__Data for this exercise__
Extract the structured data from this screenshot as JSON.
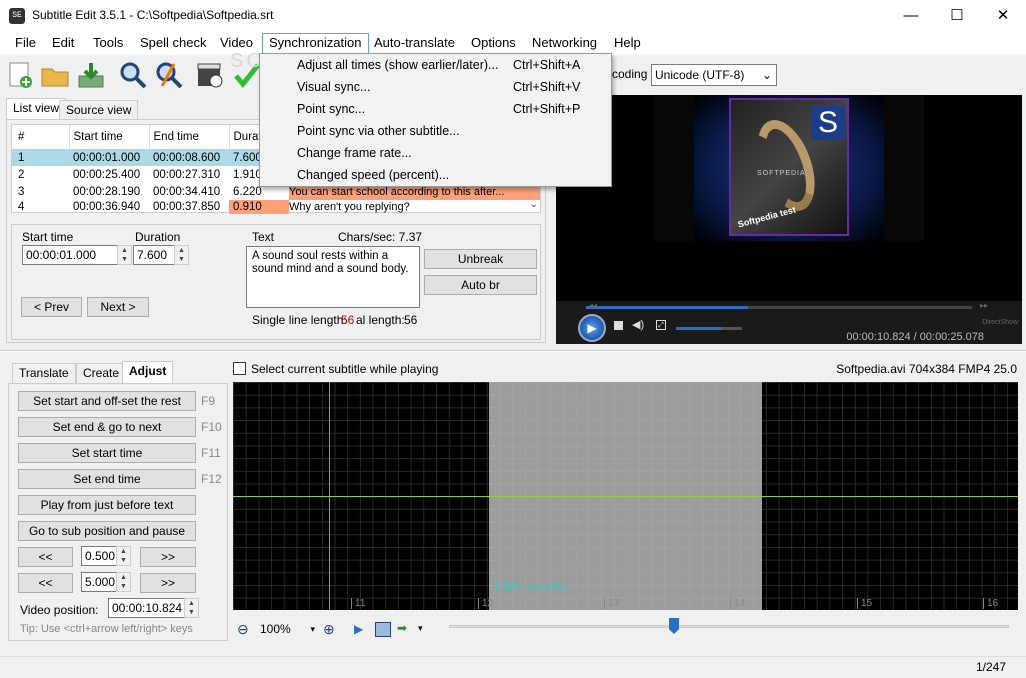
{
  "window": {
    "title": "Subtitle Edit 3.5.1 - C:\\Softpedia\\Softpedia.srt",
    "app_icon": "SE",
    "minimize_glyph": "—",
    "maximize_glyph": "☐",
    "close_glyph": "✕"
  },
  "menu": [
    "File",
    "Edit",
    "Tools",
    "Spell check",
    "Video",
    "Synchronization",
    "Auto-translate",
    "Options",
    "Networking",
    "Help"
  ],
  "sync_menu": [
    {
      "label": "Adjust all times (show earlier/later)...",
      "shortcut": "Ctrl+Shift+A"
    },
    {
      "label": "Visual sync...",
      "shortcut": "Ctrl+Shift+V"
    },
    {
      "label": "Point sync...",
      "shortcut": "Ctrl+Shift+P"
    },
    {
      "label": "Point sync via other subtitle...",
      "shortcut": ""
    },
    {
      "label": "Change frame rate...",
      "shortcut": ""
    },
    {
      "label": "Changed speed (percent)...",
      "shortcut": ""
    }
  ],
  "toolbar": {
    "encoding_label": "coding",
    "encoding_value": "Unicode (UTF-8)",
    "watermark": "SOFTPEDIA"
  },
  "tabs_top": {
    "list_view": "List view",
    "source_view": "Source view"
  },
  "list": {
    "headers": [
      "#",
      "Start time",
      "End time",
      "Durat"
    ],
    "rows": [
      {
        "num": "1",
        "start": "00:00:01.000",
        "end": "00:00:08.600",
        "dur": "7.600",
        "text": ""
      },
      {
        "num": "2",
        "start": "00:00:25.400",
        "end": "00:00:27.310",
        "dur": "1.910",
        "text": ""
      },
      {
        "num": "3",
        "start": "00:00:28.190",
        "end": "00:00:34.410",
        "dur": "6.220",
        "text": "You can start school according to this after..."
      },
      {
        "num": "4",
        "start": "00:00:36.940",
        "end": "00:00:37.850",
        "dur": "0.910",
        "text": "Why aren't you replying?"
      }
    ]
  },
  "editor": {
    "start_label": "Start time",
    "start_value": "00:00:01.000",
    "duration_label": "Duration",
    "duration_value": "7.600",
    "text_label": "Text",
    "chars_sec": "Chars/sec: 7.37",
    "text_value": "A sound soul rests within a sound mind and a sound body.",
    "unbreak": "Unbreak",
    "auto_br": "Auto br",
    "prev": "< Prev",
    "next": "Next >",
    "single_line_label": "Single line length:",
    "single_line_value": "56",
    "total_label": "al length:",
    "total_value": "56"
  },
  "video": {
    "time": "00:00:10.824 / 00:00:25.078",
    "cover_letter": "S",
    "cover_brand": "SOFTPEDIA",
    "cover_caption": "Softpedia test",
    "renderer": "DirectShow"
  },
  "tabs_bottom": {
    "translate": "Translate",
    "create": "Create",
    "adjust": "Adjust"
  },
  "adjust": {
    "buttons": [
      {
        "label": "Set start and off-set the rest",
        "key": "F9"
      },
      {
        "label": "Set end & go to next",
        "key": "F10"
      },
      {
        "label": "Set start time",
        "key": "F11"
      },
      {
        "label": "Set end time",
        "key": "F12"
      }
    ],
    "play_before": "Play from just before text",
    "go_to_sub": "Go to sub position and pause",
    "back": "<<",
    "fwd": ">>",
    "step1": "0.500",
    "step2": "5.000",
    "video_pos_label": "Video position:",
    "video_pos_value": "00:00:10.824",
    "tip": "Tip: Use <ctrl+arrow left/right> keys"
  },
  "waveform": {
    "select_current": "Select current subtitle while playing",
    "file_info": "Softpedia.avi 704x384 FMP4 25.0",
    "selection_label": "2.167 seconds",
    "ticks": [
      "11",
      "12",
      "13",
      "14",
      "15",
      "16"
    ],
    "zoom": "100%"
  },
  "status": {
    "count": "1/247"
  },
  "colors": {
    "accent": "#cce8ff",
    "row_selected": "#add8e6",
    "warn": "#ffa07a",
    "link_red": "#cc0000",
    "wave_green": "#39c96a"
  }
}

__Do this__
Print the entries above exactly, taking out only the pictures.

__Answer__
Extract the structured data from this screenshot as JSON.
{
  "window": {
    "title": "Subtitle Edit 3.5.1 - C:\\Softpedia\\Softpedia.srt",
    "app_icon": "SE",
    "minimize_glyph": "—",
    "maximize_glyph": "☐",
    "close_glyph": "✕"
  },
  "menu": [
    "File",
    "Edit",
    "Tools",
    "Spell check",
    "Video",
    "Synchronization",
    "Auto-translate",
    "Options",
    "Networking",
    "Help"
  ],
  "sync_menu": [
    {
      "label": "Adjust all times (show earlier/later)...",
      "shortcut": "Ctrl+Shift+A"
    },
    {
      "label": "Visual sync...",
      "shortcut": "Ctrl+Shift+V"
    },
    {
      "label": "Point sync...",
      "shortcut": "Ctrl+Shift+P"
    },
    {
      "label": "Point sync via other subtitle...",
      "shortcut": ""
    },
    {
      "label": "Change frame rate...",
      "shortcut": ""
    },
    {
      "label": "Changed speed (percent)...",
      "shortcut": ""
    }
  ],
  "toolbar": {
    "encoding_label": "coding",
    "encoding_value": "Unicode (UTF-8)",
    "watermark": "SOFTPEDIA"
  },
  "tabs_top": {
    "list_view": "List view",
    "source_view": "Source view"
  },
  "list": {
    "headers": [
      "#",
      "Start time",
      "End time",
      "Durat"
    ],
    "rows": [
      {
        "num": "1",
        "start": "00:00:01.000",
        "end": "00:00:08.600",
        "dur": "7.600",
        "text": ""
      },
      {
        "num": "2",
        "start": "00:00:25.400",
        "end": "00:00:27.310",
        "dur": "1.910",
        "text": ""
      },
      {
        "num": "3",
        "start": "00:00:28.190",
        "end": "00:00:34.410",
        "dur": "6.220",
        "text": "You can start school according to this after..."
      },
      {
        "num": "4",
        "start": "00:00:36.940",
        "end": "00:00:37.850",
        "dur": "0.910",
        "text": "Why aren't you replying?"
      }
    ]
  },
  "editor": {
    "start_label": "Start time",
    "start_value": "00:00:01.000",
    "duration_label": "Duration",
    "duration_value": "7.600",
    "text_label": "Text",
    "chars_sec": "Chars/sec: 7.37",
    "text_value": "A sound soul rests within a sound mind and a sound body.",
    "unbreak": "Unbreak",
    "auto_br": "Auto br",
    "prev": "< Prev",
    "next": "Next >",
    "single_line_label": "Single line length:",
    "single_line_value": "56",
    "total_label": "al length:",
    "total_value": "56"
  },
  "video": {
    "time": "00:00:10.824 / 00:00:25.078",
    "cover_letter": "S",
    "cover_brand": "SOFTPEDIA",
    "cover_caption": "Softpedia test",
    "renderer": "DirectShow"
  },
  "tabs_bottom": {
    "translate": "Translate",
    "create": "Create",
    "adjust": "Adjust"
  },
  "adjust": {
    "buttons": [
      {
        "label": "Set start and off-set the rest",
        "key": "F9"
      },
      {
        "label": "Set end & go to next",
        "key": "F10"
      },
      {
        "label": "Set start time",
        "key": "F11"
      },
      {
        "label": "Set end time",
        "key": "F12"
      }
    ],
    "play_before": "Play from just before text",
    "go_to_sub": "Go to sub position and pause",
    "back": "<<",
    "fwd": ">>",
    "step1": "0.500",
    "step2": "5.000",
    "video_pos_label": "Video position:",
    "video_pos_value": "00:00:10.824",
    "tip": "Tip: Use <ctrl+arrow left/right> keys"
  },
  "waveform": {
    "select_current": "Select current subtitle while playing",
    "file_info": "Softpedia.avi 704x384 FMP4 25.0",
    "selection_label": "2.167 seconds",
    "ticks": [
      "11",
      "12",
      "13",
      "14",
      "15",
      "16"
    ],
    "zoom": "100%"
  },
  "status": {
    "count": "1/247"
  },
  "colors": {
    "accent": "#cce8ff",
    "row_selected": "#add8e6",
    "warn": "#ffa07a",
    "link_red": "#cc0000",
    "wave_green": "#39c96a"
  }
}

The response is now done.